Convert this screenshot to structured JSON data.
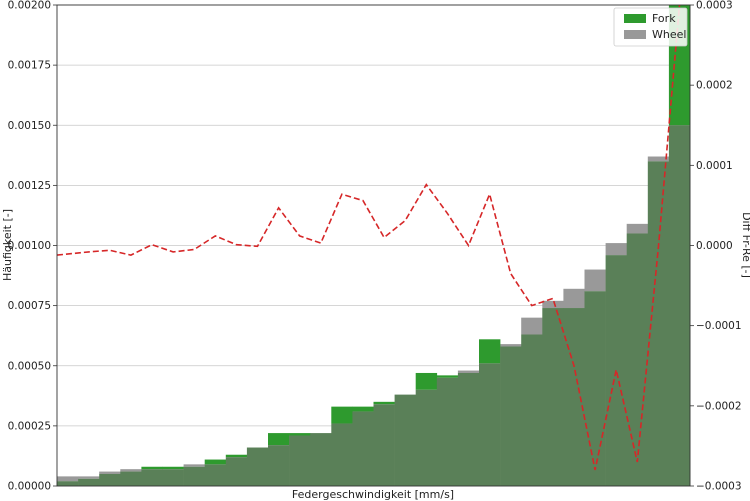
{
  "chart_data": {
    "type": "bar",
    "xlabel": "Federgeschwindigkeit [mm/s]",
    "ylabel": "Häufigkeit [-]",
    "y2label": "Diff Fr-Re [-]",
    "ylim": [
      0,
      0.002
    ],
    "y2lim": [
      -0.0003,
      0.0003
    ],
    "yticks": [
      "0.00000",
      "0.00025",
      "0.00050",
      "0.00075",
      "0.00100",
      "0.00125",
      "0.00150",
      "0.00175",
      "0.00200"
    ],
    "y2ticks": [
      "−0.0003",
      "−0.0002",
      "−0.0001",
      "0.0000",
      "0.0001",
      "0.0002",
      "0.0003"
    ],
    "grid": true,
    "legend_position": "top-right",
    "colors": {
      "fork": "#2e9a2e",
      "wheel": "#999999",
      "overlap": "#5a8058",
      "diff": "#d62728"
    },
    "series": [
      {
        "name": "Fork",
        "values": [
          2e-05,
          3e-05,
          5e-05,
          6e-05,
          8e-05,
          8e-05,
          8e-05,
          0.00011,
          0.00013,
          0.00016,
          0.00022,
          0.00022,
          0.00022,
          0.00033,
          0.00033,
          0.00035,
          0.00038,
          0.00047,
          0.00046,
          0.00047,
          0.00061,
          0.00058,
          0.00063,
          0.00074,
          0.00074,
          0.00081,
          0.00096,
          0.00105,
          0.00135,
          0.002
        ]
      },
      {
        "name": "Wheel",
        "values": [
          4e-05,
          4e-05,
          6e-05,
          7e-05,
          7e-05,
          7e-05,
          9e-05,
          9e-05,
          0.00012,
          0.00016,
          0.00017,
          0.00021,
          0.00022,
          0.00026,
          0.00031,
          0.00034,
          0.00038,
          0.0004,
          0.00045,
          0.00048,
          0.00051,
          0.00059,
          0.0007,
          0.00077,
          0.00082,
          0.0009,
          0.00101,
          0.00109,
          0.00137,
          0.0015
        ]
      },
      {
        "name": "Diff Fr-Re",
        "values": [
          -1.2e-05,
          -8e-06,
          -6e-06,
          -1.2e-05,
          1e-06,
          -8e-06,
          -5e-06,
          1.2e-05,
          1e-06,
          -1e-06,
          4.7e-05,
          1.2e-05,
          3e-06,
          6.4e-05,
          5.6e-05,
          1e-05,
          3.1e-05,
          7.6e-05,
          4e-05,
          0.0,
          6.4e-05,
          -3.5e-05,
          -7.5e-05,
          -6.6e-05,
          -0.00015,
          -0.00028,
          -0.000155,
          -0.00027,
          -2e-06,
          0.0003
        ]
      }
    ]
  }
}
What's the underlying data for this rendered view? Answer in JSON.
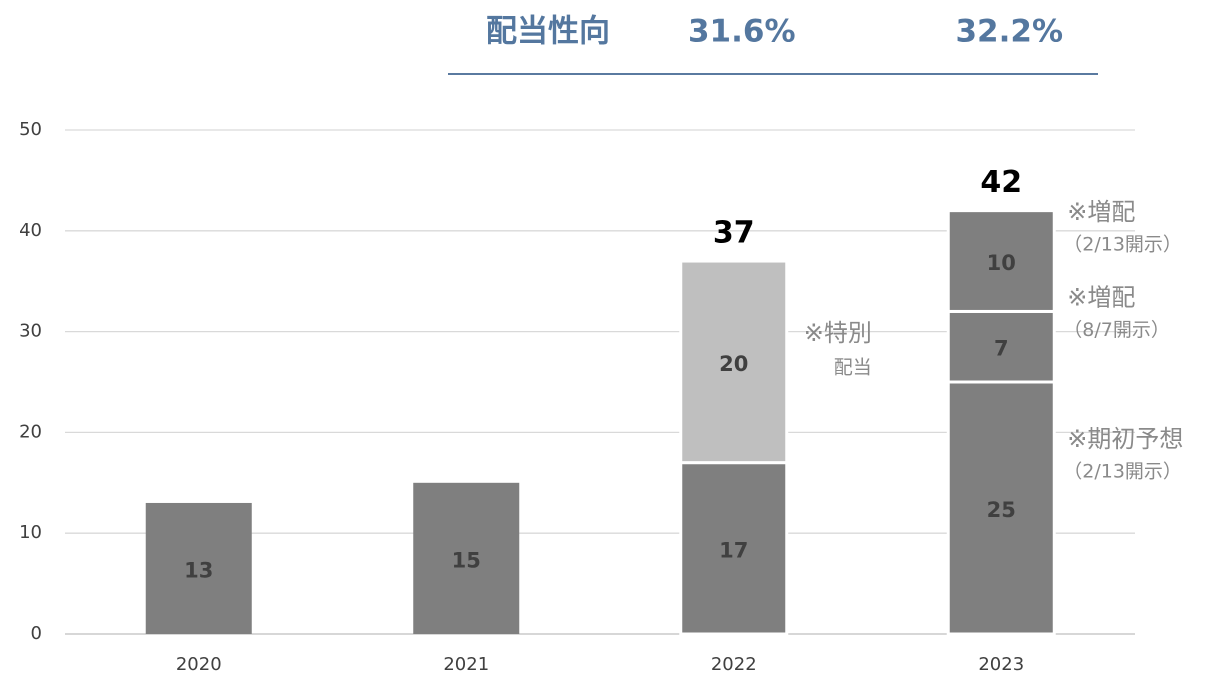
{
  "chart_data": {
    "type": "stacked_bar",
    "header": {
      "label": "配当性向",
      "values": [
        31.6,
        32.2
      ],
      "value_labels": [
        "31.6%",
        "32.2%"
      ]
    },
    "categories": [
      "2020",
      "2021",
      "2022",
      "2023"
    ],
    "series": [
      {
        "color": "#7f7f7f",
        "values": [
          13,
          15,
          17,
          25
        ]
      },
      {
        "color": "#bfbfbf",
        "values": [
          null,
          null,
          20,
          null
        ]
      },
      {
        "color": "#7f7f7f",
        "values": [
          null,
          null,
          null,
          7
        ]
      },
      {
        "color": "#7f7f7f",
        "values": [
          null,
          null,
          null,
          10
        ]
      }
    ],
    "totals": [
      null,
      null,
      37,
      42
    ],
    "annotations": [
      [
        "※特別",
        "配当"
      ],
      [
        "※増配",
        "（8/7開示）"
      ],
      [
        "※増配",
        "（2/13開示）"
      ],
      [
        "※期初予想",
        "（2/13開示）"
      ]
    ],
    "ylim": [
      0,
      50
    ],
    "yticks": [
      0,
      10,
      20,
      30,
      40,
      50
    ],
    "grid": true
  }
}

-- PROBLEM TO SOLVE --
Go through the material line by line. Show each line that contains the string "JSON".

-- SOLVED PROBLEM --
Convert this screenshot to structured JSON data.
What's the underlying data for this rendered view? Answer in JSON.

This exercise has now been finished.